### What to do
How many lines in the records below contain the string "доля"? Reply with the count only.

### Source data
· · · · · · ·
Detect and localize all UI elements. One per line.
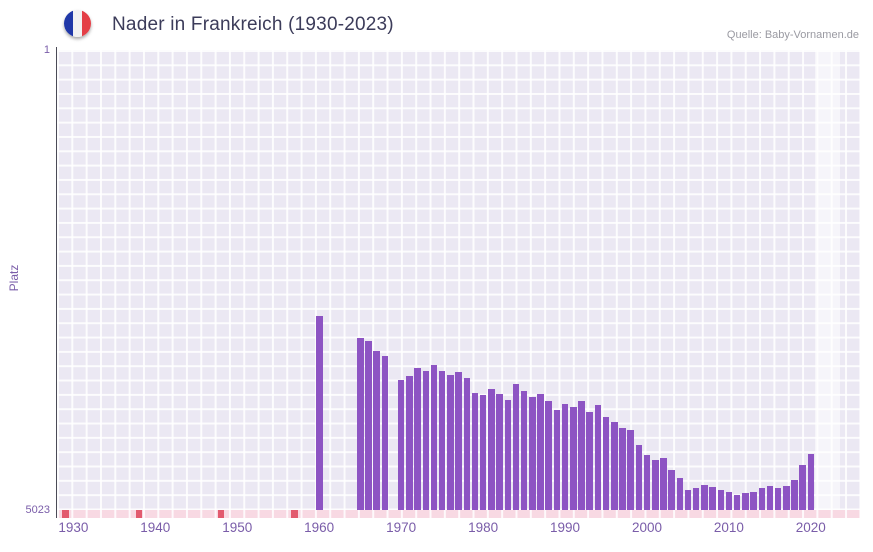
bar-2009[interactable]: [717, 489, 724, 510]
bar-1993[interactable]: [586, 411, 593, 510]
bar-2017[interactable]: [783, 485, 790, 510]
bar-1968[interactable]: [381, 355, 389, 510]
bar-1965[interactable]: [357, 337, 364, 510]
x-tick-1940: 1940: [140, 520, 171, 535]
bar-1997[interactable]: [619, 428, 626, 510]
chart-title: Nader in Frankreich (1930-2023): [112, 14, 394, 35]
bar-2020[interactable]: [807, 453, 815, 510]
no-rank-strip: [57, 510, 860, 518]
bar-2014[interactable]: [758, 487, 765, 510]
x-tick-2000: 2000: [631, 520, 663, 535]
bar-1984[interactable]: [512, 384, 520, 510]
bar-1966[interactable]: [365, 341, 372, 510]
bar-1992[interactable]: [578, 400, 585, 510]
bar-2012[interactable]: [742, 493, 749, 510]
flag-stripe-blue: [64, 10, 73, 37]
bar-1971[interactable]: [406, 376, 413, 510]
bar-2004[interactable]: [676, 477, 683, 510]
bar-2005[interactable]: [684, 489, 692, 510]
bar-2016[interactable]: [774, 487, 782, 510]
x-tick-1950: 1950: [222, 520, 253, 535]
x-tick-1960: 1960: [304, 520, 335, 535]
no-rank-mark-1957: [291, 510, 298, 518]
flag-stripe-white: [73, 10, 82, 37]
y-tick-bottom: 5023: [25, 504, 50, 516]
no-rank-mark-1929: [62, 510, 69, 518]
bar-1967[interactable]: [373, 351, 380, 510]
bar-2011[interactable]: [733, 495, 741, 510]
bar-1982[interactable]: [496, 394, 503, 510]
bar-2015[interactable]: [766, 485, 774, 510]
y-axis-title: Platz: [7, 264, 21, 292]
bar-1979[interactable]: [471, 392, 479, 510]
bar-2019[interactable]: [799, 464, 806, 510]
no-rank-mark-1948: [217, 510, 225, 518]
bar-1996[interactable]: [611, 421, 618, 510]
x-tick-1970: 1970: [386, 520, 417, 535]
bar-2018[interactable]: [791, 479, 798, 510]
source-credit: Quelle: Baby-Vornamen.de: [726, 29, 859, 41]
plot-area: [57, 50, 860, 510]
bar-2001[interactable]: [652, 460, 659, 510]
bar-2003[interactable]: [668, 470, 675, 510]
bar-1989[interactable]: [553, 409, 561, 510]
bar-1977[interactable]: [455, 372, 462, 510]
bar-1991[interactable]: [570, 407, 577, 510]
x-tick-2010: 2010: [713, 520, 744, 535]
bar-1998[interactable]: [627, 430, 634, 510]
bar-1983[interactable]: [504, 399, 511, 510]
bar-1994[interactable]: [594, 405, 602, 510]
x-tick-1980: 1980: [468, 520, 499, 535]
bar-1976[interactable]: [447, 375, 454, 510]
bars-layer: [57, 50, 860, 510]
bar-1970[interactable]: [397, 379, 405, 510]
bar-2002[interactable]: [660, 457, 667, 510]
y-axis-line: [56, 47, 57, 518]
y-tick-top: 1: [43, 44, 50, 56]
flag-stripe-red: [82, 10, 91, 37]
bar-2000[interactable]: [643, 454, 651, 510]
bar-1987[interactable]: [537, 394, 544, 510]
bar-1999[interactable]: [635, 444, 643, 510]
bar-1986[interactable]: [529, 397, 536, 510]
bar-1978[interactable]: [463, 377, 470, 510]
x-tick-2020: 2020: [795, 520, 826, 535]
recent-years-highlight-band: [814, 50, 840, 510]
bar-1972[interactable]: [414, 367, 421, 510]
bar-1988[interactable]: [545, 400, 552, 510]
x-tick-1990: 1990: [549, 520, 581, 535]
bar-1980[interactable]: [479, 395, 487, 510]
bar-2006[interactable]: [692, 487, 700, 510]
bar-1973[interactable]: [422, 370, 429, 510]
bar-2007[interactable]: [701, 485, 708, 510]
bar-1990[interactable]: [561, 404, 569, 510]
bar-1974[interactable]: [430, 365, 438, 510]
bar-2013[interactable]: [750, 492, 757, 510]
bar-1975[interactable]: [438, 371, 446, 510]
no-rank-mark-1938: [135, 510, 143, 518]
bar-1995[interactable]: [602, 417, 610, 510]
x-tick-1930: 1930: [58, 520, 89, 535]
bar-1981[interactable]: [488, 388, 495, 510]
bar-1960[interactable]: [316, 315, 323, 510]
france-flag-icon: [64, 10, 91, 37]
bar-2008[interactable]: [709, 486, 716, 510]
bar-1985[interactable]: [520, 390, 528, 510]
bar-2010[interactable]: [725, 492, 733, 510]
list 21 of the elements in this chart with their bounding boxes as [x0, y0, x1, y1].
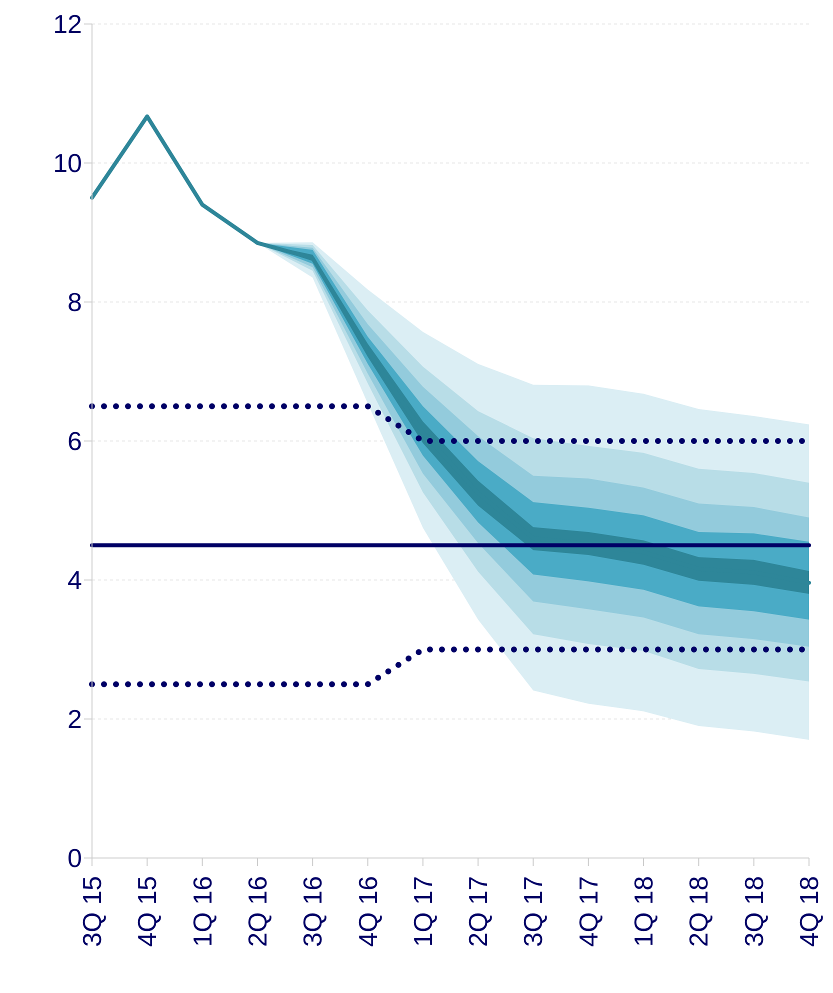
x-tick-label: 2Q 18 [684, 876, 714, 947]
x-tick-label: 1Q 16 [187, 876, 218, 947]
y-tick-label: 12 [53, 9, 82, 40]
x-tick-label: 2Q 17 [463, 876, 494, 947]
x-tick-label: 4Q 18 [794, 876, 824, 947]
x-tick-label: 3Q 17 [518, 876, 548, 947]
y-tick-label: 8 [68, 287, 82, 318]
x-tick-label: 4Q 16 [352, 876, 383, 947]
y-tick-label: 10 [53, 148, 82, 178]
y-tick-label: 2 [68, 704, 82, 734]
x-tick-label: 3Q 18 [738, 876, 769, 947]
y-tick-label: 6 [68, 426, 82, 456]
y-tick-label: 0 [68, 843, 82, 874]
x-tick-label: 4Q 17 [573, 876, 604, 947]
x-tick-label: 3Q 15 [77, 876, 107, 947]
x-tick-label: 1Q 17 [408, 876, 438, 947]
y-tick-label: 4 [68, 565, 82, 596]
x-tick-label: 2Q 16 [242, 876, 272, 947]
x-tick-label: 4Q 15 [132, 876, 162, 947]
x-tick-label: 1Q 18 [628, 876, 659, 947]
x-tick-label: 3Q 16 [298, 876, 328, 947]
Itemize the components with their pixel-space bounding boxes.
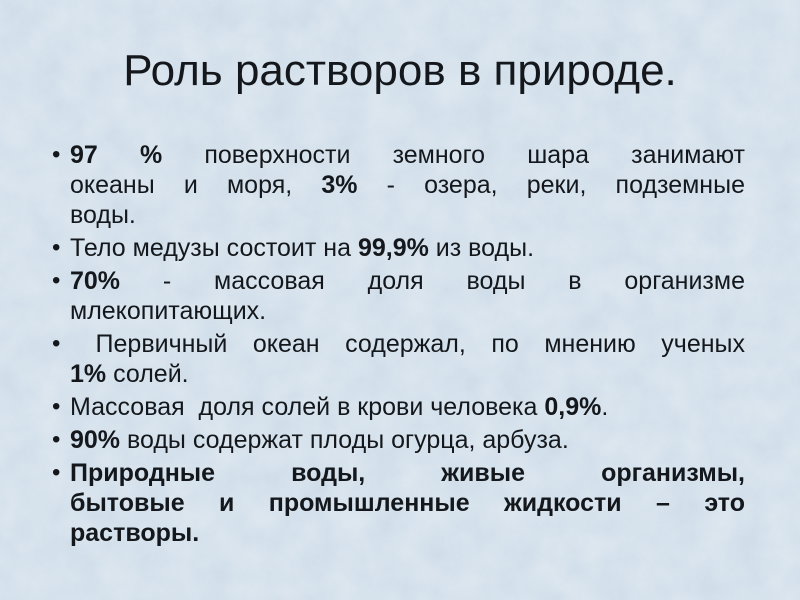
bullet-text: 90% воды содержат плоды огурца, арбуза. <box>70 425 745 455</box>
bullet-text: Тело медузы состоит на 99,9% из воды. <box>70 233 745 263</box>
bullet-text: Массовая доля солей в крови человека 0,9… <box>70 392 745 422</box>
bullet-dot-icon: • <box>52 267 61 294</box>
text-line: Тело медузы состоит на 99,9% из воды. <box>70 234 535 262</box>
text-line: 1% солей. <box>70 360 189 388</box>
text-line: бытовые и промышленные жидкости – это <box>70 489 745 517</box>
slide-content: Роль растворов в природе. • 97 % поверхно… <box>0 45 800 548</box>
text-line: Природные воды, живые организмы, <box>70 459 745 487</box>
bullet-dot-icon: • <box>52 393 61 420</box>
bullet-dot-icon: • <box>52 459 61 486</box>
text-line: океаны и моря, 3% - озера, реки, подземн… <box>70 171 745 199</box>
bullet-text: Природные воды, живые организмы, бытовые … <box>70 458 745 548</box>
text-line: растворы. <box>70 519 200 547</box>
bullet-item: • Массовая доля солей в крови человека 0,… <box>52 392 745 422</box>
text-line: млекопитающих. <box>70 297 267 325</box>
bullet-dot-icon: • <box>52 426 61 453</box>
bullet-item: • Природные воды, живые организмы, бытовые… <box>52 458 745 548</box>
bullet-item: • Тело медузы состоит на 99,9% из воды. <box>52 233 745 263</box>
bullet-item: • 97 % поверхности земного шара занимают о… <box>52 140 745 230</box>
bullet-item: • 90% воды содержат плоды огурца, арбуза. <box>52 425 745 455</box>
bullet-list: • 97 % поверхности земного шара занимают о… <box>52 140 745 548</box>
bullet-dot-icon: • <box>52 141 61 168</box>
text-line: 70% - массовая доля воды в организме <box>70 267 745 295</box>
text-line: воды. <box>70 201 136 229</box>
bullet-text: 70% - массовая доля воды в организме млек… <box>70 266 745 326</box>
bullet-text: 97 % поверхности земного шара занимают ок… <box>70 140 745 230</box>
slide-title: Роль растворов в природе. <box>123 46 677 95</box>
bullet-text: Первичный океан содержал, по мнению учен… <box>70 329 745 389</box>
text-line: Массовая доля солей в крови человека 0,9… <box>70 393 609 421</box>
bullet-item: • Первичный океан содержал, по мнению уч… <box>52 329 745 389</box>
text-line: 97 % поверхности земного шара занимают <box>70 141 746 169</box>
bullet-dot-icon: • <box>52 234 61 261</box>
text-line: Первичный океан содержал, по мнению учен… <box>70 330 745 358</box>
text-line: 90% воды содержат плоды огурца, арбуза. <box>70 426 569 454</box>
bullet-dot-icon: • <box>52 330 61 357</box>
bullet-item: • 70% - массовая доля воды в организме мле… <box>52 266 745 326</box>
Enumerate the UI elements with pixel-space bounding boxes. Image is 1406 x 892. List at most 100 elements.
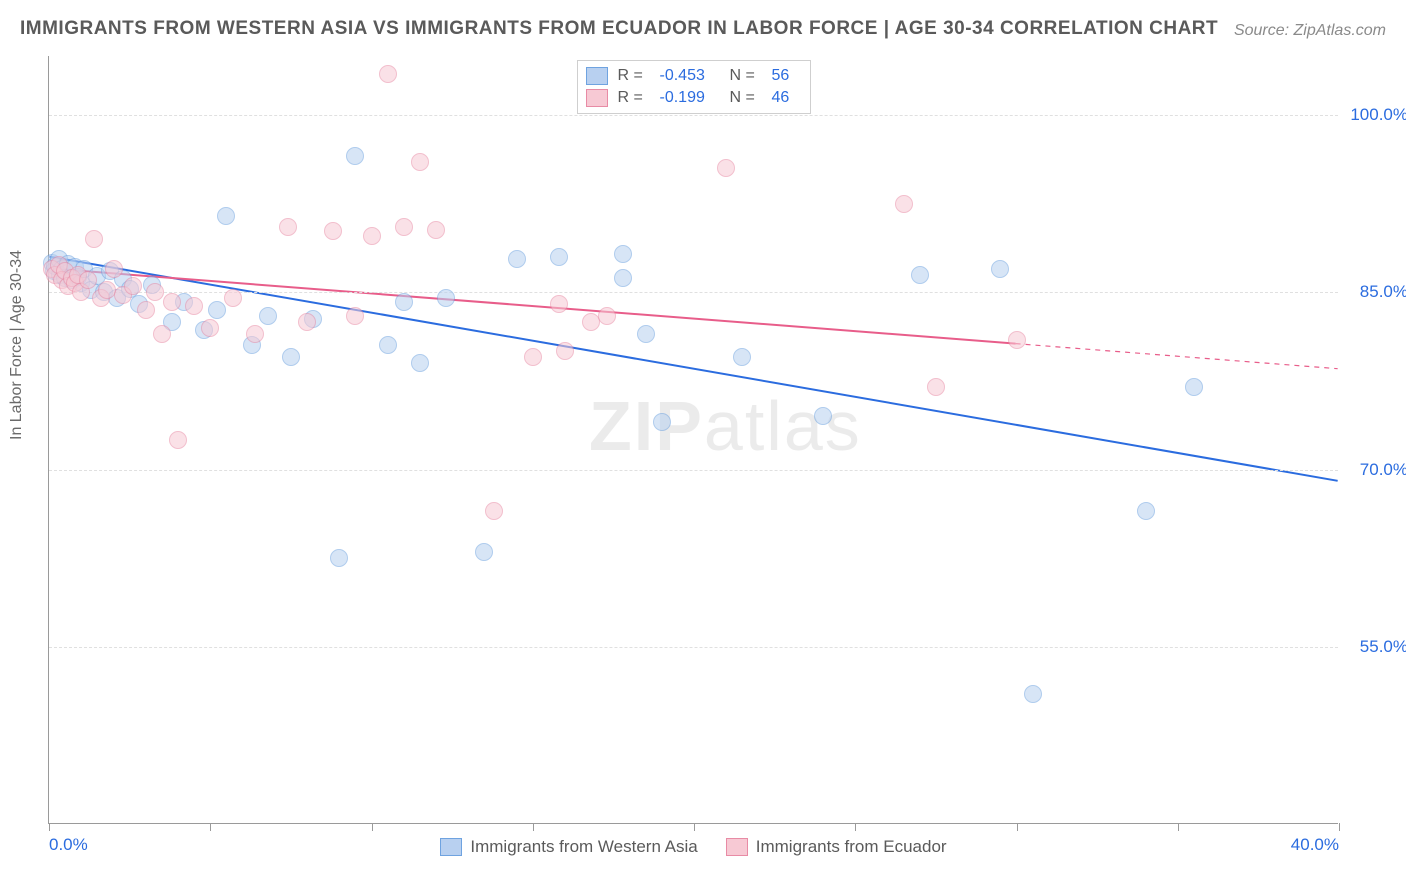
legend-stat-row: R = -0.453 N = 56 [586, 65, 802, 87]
· · · · · · ·
### Solution for this problem
6